[Given request] Identify all lines of the data containing the string "JSON" and copy them.

[Listed entries]
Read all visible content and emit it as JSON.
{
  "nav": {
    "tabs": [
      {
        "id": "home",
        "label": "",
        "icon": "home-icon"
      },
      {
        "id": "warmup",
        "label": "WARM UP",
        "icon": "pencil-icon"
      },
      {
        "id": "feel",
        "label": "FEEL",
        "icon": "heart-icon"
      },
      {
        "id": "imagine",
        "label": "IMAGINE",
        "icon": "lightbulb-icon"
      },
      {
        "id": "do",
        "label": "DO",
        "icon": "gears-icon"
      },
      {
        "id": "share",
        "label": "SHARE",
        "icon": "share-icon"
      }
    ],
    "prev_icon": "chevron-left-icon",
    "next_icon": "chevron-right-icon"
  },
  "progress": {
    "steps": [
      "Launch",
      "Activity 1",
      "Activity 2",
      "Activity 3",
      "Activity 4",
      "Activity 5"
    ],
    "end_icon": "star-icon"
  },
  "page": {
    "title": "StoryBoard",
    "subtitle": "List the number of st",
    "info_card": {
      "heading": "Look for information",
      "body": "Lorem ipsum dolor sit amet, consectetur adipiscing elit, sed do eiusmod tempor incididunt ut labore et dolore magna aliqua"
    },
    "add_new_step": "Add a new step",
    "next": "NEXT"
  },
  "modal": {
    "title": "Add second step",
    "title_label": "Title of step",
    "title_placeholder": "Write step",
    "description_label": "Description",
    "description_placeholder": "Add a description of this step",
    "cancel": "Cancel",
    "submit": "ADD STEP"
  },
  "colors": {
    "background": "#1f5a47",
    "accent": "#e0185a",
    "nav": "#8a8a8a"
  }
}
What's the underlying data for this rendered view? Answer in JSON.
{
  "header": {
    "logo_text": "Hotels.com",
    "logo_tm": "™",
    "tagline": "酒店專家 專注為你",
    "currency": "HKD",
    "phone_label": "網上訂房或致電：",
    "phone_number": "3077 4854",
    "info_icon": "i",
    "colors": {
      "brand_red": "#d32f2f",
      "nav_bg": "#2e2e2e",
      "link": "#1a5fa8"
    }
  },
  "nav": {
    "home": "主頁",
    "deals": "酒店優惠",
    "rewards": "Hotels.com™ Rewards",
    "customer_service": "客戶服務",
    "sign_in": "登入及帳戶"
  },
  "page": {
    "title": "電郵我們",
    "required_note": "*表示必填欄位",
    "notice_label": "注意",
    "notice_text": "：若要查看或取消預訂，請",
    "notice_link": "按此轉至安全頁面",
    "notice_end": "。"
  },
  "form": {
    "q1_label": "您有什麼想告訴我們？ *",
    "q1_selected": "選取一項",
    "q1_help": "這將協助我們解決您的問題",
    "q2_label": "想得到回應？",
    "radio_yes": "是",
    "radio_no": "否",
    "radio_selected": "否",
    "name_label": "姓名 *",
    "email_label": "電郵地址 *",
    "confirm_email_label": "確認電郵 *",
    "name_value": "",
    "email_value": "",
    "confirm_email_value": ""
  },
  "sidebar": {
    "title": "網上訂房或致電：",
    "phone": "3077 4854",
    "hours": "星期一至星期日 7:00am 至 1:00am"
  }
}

[Full solution]
Read all visible content and emit it as JSON.
What's the underlying data for this rendered view? Answer in JSON.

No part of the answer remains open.